[Bounding box annotations]

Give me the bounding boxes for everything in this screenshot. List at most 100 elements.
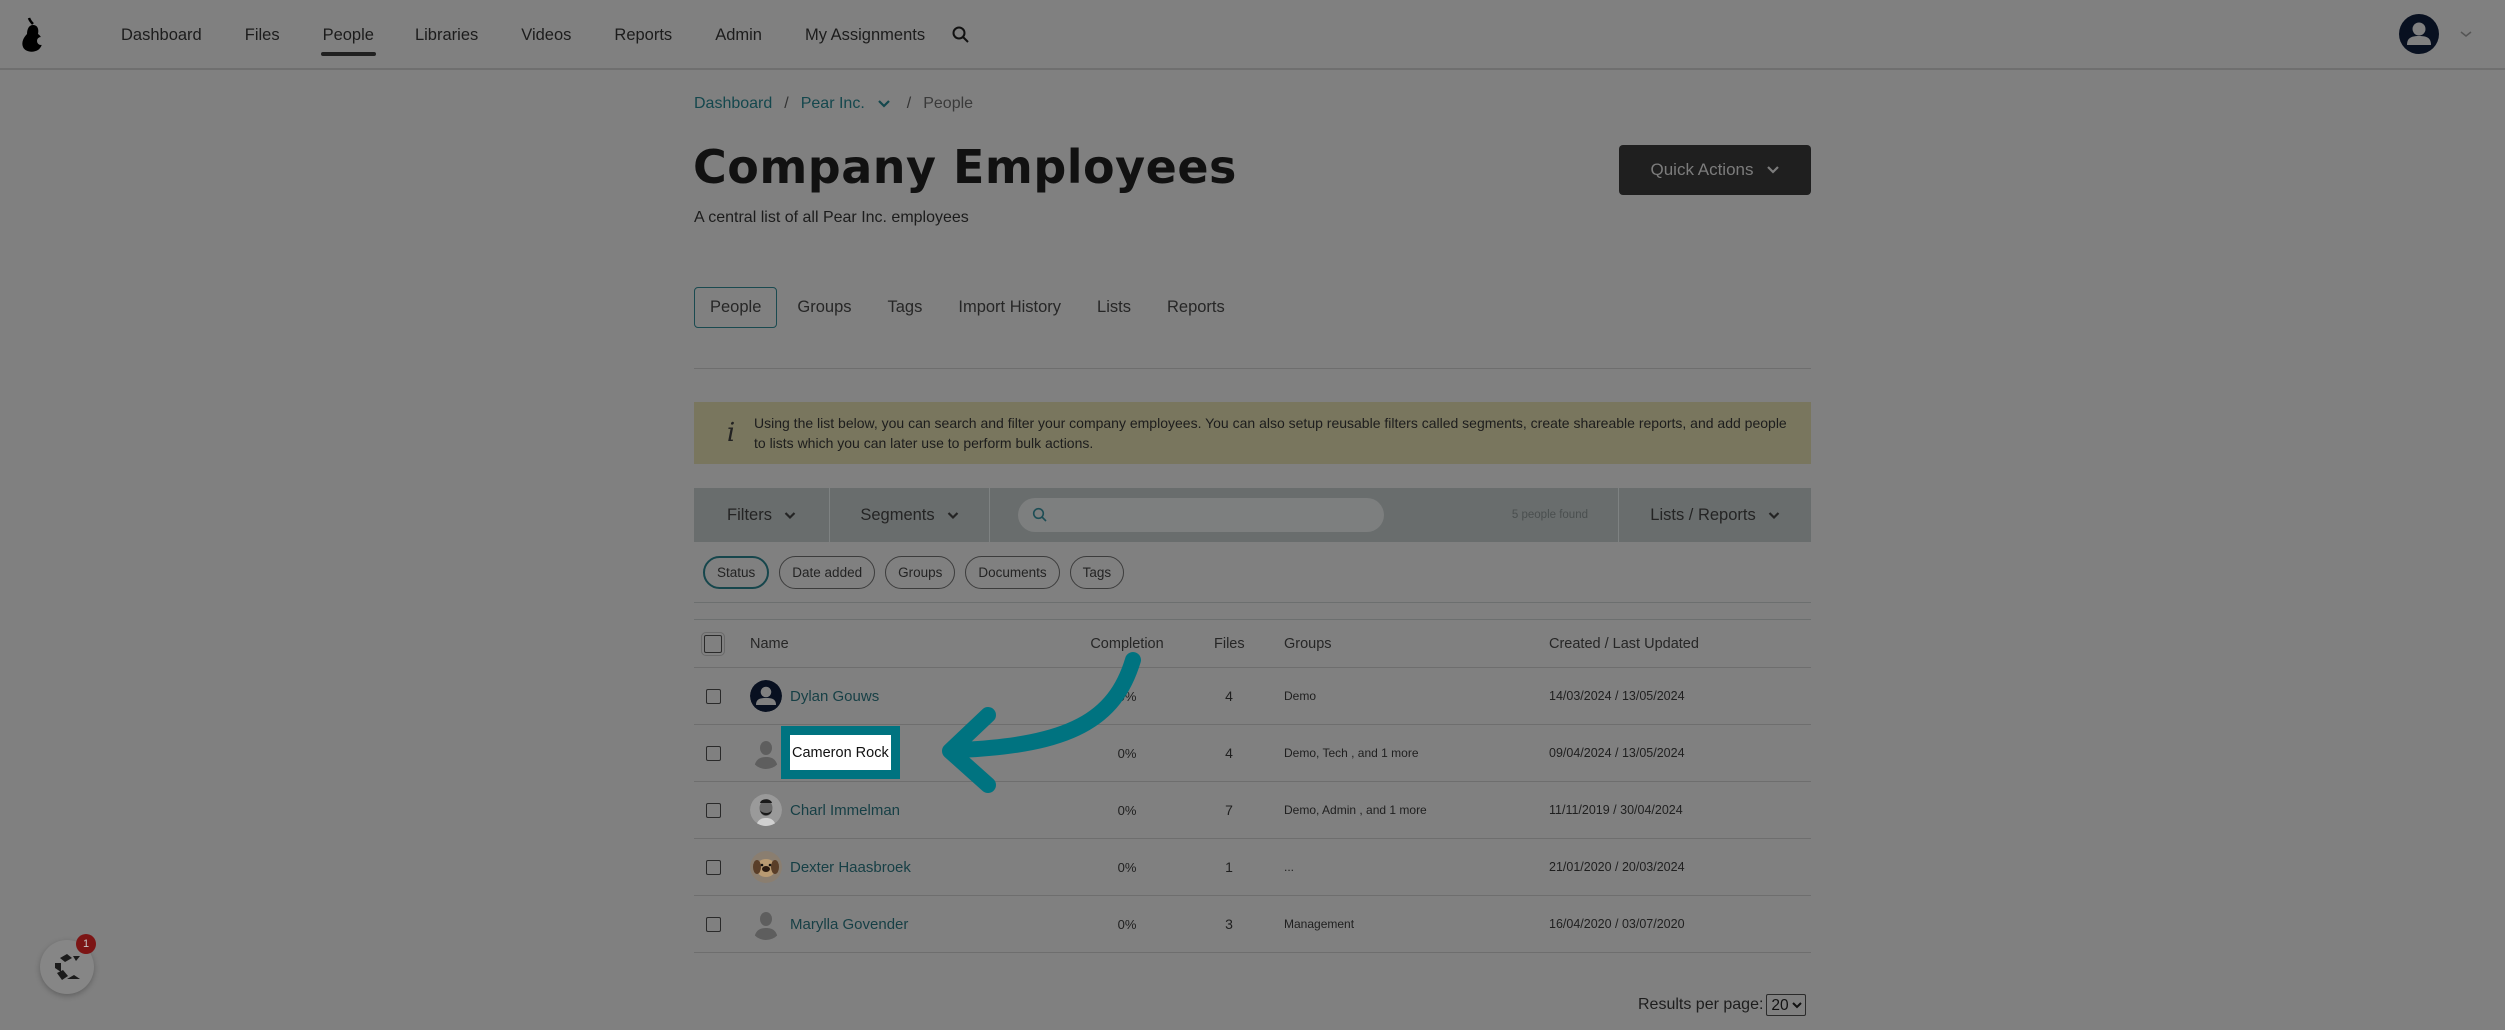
table-row: Dylan Gouws 0% 4 Demo 14/03/2024 / 13/05… — [694, 668, 1811, 725]
header-groups[interactable]: Groups — [1284, 636, 1332, 652]
avatar-photo-icon — [750, 794, 782, 826]
info-icon: i — [726, 418, 736, 448]
name-cell: Marylla Govender — [750, 908, 908, 940]
person-link[interactable]: Dexter Haasbroek — [790, 859, 911, 876]
groups-cell: Demo, Tech , and 1 more — [1284, 746, 1419, 760]
nav-videos[interactable]: Videos — [521, 0, 571, 70]
person-link[interactable]: Charl Immelman — [790, 802, 900, 819]
results-per-page-label: Results per page: — [1638, 996, 1764, 1013]
dates-cell: 09/04/2024 / 13/05/2024 — [1549, 746, 1685, 760]
segments-label: Segments — [860, 505, 935, 524]
chip-tags[interactable]: Tags — [1069, 556, 1125, 589]
results-per-page: Results per page: 20 — [1638, 994, 1807, 1016]
completion-cell: 0% — [1117, 802, 1137, 818]
top-nav-bar: Dashboard Files People Libraries Videos … — [0, 0, 2505, 70]
lists-reports-dropdown[interactable]: Lists / Reports — [1618, 488, 1811, 542]
tab-import-history[interactable]: Import History — [958, 288, 1061, 327]
nav-reports[interactable]: Reports — [614, 0, 672, 70]
dates-cell: 21/01/2020 / 20/03/2024 — [1549, 860, 1685, 874]
chip-status[interactable]: Status — [703, 556, 770, 589]
table-row: Marylla Govender 0% 3 Management 16/04/2… — [694, 896, 1811, 953]
tab-people[interactable]: People — [694, 287, 778, 328]
header-files[interactable]: Files — [1214, 636, 1245, 652]
tab-groups[interactable]: Groups — [797, 288, 851, 327]
search-input[interactable] — [1056, 498, 1384, 532]
groups-cell: Management — [1284, 917, 1355, 931]
user-avatar-icon[interactable] — [2399, 14, 2439, 54]
completion-cell: 0% — [1117, 916, 1137, 932]
quick-actions-button[interactable]: Quick Actions — [1619, 145, 1811, 195]
table-row: Charl Immelman 0% 7 Demo, Admin , and 1 … — [694, 782, 1811, 839]
person-link[interactable]: Dylan Gouws — [790, 688, 879, 705]
chevron-down-icon — [947, 511, 958, 519]
divider — [694, 602, 1811, 603]
filters-dropdown[interactable]: Filters — [694, 488, 830, 542]
filters-label: Filters — [727, 505, 772, 524]
chevron-down-icon — [1766, 166, 1779, 174]
person-link[interactable]: Marylla Govender — [790, 916, 908, 933]
pear-logo-icon[interactable] — [16, 14, 48, 54]
chip-documents[interactable]: Documents — [965, 556, 1060, 589]
breadcrumb-current: People — [923, 95, 974, 112]
row-checkbox[interactable] — [706, 688, 721, 704]
section-tabs: People Groups Tags Import History Lists … — [694, 287, 1225, 328]
nav-admin[interactable]: Admin — [715, 0, 762, 70]
people-table: Name Completion Files Groups Created / L… — [694, 620, 1811, 953]
header-completion[interactable]: Completion — [1070, 636, 1184, 652]
groups-cell: Demo — [1284, 689, 1317, 703]
breadcrumb: Dashboard / Pear Inc. / People — [694, 95, 973, 113]
table-header: Name Completion Files Groups Created / L… — [694, 620, 1811, 668]
completion-cell: 0% — [1117, 745, 1137, 761]
chevron-down-icon[interactable] — [2459, 29, 2473, 39]
tab-lists[interactable]: Lists — [1097, 288, 1131, 327]
info-banner-text: Using the list below, you can search and… — [754, 415, 1787, 451]
filter-chips: Status Date added Groups Documents Tags — [703, 556, 1125, 589]
files-cell: 7 — [1225, 802, 1233, 818]
people-toolbar: Filters Segments 5 people found Lists / … — [694, 488, 1811, 542]
breadcrumb-company[interactable]: Pear Inc. — [801, 95, 865, 113]
tab-tags[interactable]: Tags — [888, 288, 923, 327]
select-all-checkbox[interactable] — [701, 631, 725, 656]
avatar-dog-photo-icon — [750, 851, 782, 883]
chevron-down-icon — [1768, 511, 1780, 519]
lists-reports-label: Lists / Reports — [1650, 505, 1756, 524]
tab-reports[interactable]: Reports — [1167, 288, 1225, 327]
breadcrumb-dashboard[interactable]: Dashboard — [694, 95, 772, 113]
page-subtitle: A central list of all Pear Inc. employee… — [694, 209, 969, 226]
groups-cell: ... — [1284, 860, 1295, 874]
results-per-page-select[interactable]: 20 — [1766, 994, 1807, 1016]
search-icon[interactable] — [951, 25, 971, 45]
help-widget-button[interactable]: 1 — [40, 934, 96, 994]
files-cell: 1 — [1225, 859, 1233, 875]
row-checkbox[interactable] — [706, 916, 721, 932]
highlight-box: Cameron Rock — [781, 726, 900, 779]
people-search[interactable] — [1018, 498, 1384, 532]
avatar-default-icon — [750, 680, 782, 712]
row-checkbox[interactable] — [706, 745, 721, 761]
files-cell: 4 — [1225, 688, 1233, 704]
highlighted-person-link[interactable]: Cameron Rock — [790, 735, 891, 770]
files-cell: 4 — [1225, 745, 1233, 761]
chevron-down-icon[interactable] — [877, 99, 891, 109]
row-checkbox[interactable] — [706, 802, 721, 818]
segments-dropdown[interactable]: Segments — [830, 488, 990, 542]
chip-date-added[interactable]: Date added — [779, 556, 876, 589]
notification-badge: 1 — [76, 934, 96, 954]
nav-people[interactable]: People — [320, 0, 377, 70]
nav-dashboard[interactable]: Dashboard — [121, 0, 202, 70]
groups-cell: Demo, Admin , and 1 more — [1284, 803, 1427, 817]
chevron-down-icon — [784, 511, 796, 519]
nav-files[interactable]: Files — [245, 0, 280, 70]
chip-groups[interactable]: Groups — [885, 556, 956, 589]
name-cell: Dylan Gouws — [750, 680, 879, 712]
header-name[interactable]: Name — [750, 636, 789, 652]
row-checkbox[interactable] — [706, 859, 721, 875]
divider — [694, 368, 1811, 369]
breadcrumb-separator: / — [906, 95, 912, 112]
nav-libraries[interactable]: Libraries — [415, 0, 478, 70]
dates-cell: 11/11/2019 / 30/04/2024 — [1549, 803, 1683, 817]
nav-my-assignments[interactable]: My Assignments — [805, 0, 925, 70]
table-row: Dexter Haasbroek 0% 1 ... 21/01/2020 / 2… — [694, 839, 1811, 896]
header-dates[interactable]: Created / Last Updated — [1549, 636, 1699, 652]
completion-cell: 0% — [1117, 688, 1137, 704]
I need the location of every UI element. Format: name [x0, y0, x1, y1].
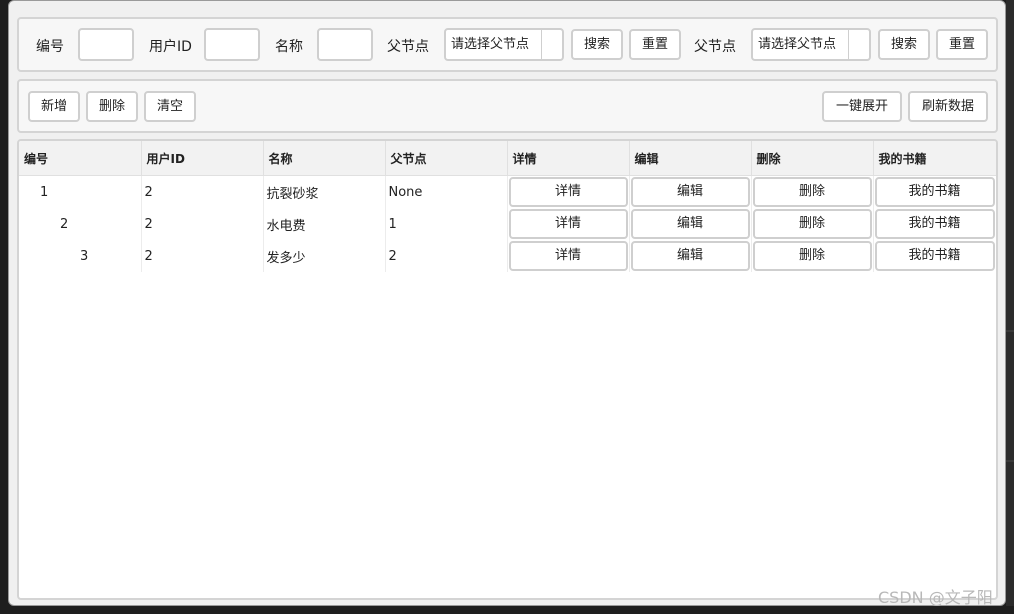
edit-button[interactable]: 编辑 [630, 177, 750, 207]
parent-select-placeholder: 请选择父节点 [451, 37, 530, 52]
column-header-name[interactable]: 名称 [263, 141, 386, 176]
cell-detail: 详情 [507, 208, 630, 240]
reset-button-2[interactable]: 重置 [936, 29, 988, 60]
name-input[interactable] [317, 28, 373, 61]
toolbar-panel: 新增 删除 清空 一键展开 刷新数据 [17, 79, 998, 133]
cell-name: 发多少 [263, 240, 386, 272]
my-books-button[interactable]: 我的书籍 [874, 209, 995, 239]
cell-id: 1 [19, 175, 142, 208]
cell-delete: 删除 [751, 175, 874, 208]
column-header-userid[interactable]: 用户ID [141, 141, 264, 176]
cell-parent: 2 [385, 240, 508, 272]
column-header-books[interactable]: 我的书籍 [873, 141, 996, 176]
cell-name: 水电费 [263, 208, 386, 240]
cell-userid: 2 [141, 175, 264, 208]
clear-button[interactable]: 清空 [144, 91, 196, 122]
column-header-edit[interactable]: 编辑 [629, 141, 752, 176]
column-header-detail[interactable]: 详情 [507, 141, 630, 176]
cell-name: 抗裂砂浆 [263, 175, 386, 208]
search-button-2[interactable]: 搜索 [878, 29, 930, 60]
background-window-edge [1006, 0, 1014, 614]
search-panel: 编号 用户ID 名称 父节点 请选择父节点 搜索 重置 父节点 请选择父节点 搜… [17, 17, 998, 72]
my-books-button[interactable]: 我的书籍 [874, 177, 995, 207]
edit-button[interactable]: 编辑 [630, 241, 750, 271]
table-row[interactable]: 3 2 发多少 2 详情 编辑 删除 我的书籍 [19, 240, 996, 272]
cell-id: 3 [19, 240, 142, 272]
data-table: 编号 用户ID 名称 父节点 详情 编辑 删除 我的书籍 1 2 抗裂砂浆 No… [19, 141, 996, 272]
background-desktop [0, 606, 1014, 614]
id-label: 编号 [36, 39, 64, 55]
refresh-data-button[interactable]: 刷新数据 [908, 91, 988, 122]
cell-detail: 详情 [507, 175, 630, 208]
watermark-text: CSDN @文子阳 [878, 588, 993, 607]
add-button[interactable]: 新增 [28, 91, 80, 122]
row-delete-button[interactable]: 删除 [752, 177, 872, 207]
table-header-row: 编号 用户ID 名称 父节点 详情 编辑 删除 我的书籍 [19, 141, 996, 176]
reset-button[interactable]: 重置 [629, 29, 681, 60]
row-delete-button[interactable]: 删除 [752, 209, 872, 239]
cell-parent: None [385, 175, 508, 208]
cell-detail: 详情 [507, 240, 630, 272]
app-window: 编号 用户ID 名称 父节点 请选择父节点 搜索 重置 父节点 请选择父节点 搜… [8, 0, 1006, 606]
column-header-parent[interactable]: 父节点 [385, 141, 508, 176]
cell-edit: 编辑 [629, 240, 752, 272]
dropdown-arrow-icon[interactable] [848, 30, 869, 59]
background-divider [1006, 330, 1014, 332]
detail-button[interactable]: 详情 [508, 241, 628, 271]
cell-id: 2 [19, 208, 142, 240]
edit-button[interactable]: 编辑 [630, 209, 750, 239]
cell-books: 我的书籍 [873, 240, 996, 272]
parent-select[interactable]: 请选择父节点 [444, 28, 564, 61]
userid-label: 用户ID [149, 39, 192, 55]
background-divider [1006, 460, 1014, 462]
table-row[interactable]: 2 2 水电费 1 详情 编辑 删除 我的书籍 [19, 208, 996, 240]
cell-userid: 2 [141, 208, 264, 240]
table-row[interactable]: 1 2 抗裂砂浆 None 详情 编辑 删除 我的书籍 [19, 175, 996, 208]
parent-label: 父节点 [387, 39, 429, 55]
delete-button[interactable]: 删除 [86, 91, 138, 122]
search-button[interactable]: 搜索 [571, 29, 623, 60]
parent-select-placeholder-2: 请选择父节点 [758, 37, 837, 52]
cell-delete: 删除 [751, 208, 874, 240]
row-delete-button[interactable]: 删除 [752, 241, 872, 271]
userid-input[interactable] [204, 28, 260, 61]
expand-all-button[interactable]: 一键展开 [822, 91, 902, 122]
detail-button[interactable]: 详情 [508, 177, 628, 207]
cell-books: 我的书籍 [873, 175, 996, 208]
column-header-delete[interactable]: 删除 [751, 141, 874, 176]
parent-select-2[interactable]: 请选择父节点 [751, 28, 871, 61]
cell-edit: 编辑 [629, 208, 752, 240]
cell-edit: 编辑 [629, 175, 752, 208]
cell-userid: 2 [141, 240, 264, 272]
id-input[interactable] [78, 28, 134, 61]
column-header-id[interactable]: 编号 [19, 141, 142, 176]
parent-label-2: 父节点 [694, 39, 736, 55]
my-books-button[interactable]: 我的书籍 [874, 241, 995, 271]
name-label: 名称 [275, 39, 303, 55]
cell-books: 我的书籍 [873, 208, 996, 240]
cell-parent: 1 [385, 208, 508, 240]
dropdown-arrow-icon[interactable] [541, 30, 562, 59]
cell-delete: 删除 [751, 240, 874, 272]
data-table-panel: 编号 用户ID 名称 父节点 详情 编辑 删除 我的书籍 1 2 抗裂砂浆 No… [17, 139, 998, 600]
detail-button[interactable]: 详情 [508, 209, 628, 239]
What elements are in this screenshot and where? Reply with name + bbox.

What needs to be done: Copy the lines of the records exactly, starting at the line that contains "edit-button[interactable]: 编辑 [630, 177, 750, 207]" and ending after the line that contains "cell-id: 1 [19, 175, 142, 208]".

Full answer:
edit-button[interactable]: 编辑 [630, 177, 750, 207]
parent-select-placeholder: 请选择父节点 [451, 37, 530, 52]
column-header-name[interactable]: 名称 [263, 141, 386, 176]
cell-detail: 详情 [507, 208, 630, 240]
reset-button-2[interactable]: 重置 [936, 29, 988, 60]
name-input[interactable] [317, 28, 373, 61]
toolbar-panel: 新增 删除 清空 一键展开 刷新数据 [17, 79, 998, 133]
cell-name: 发多少 [263, 240, 386, 272]
my-books-button[interactable]: 我的书籍 [874, 209, 995, 239]
cell-id: 1 [19, 175, 142, 208]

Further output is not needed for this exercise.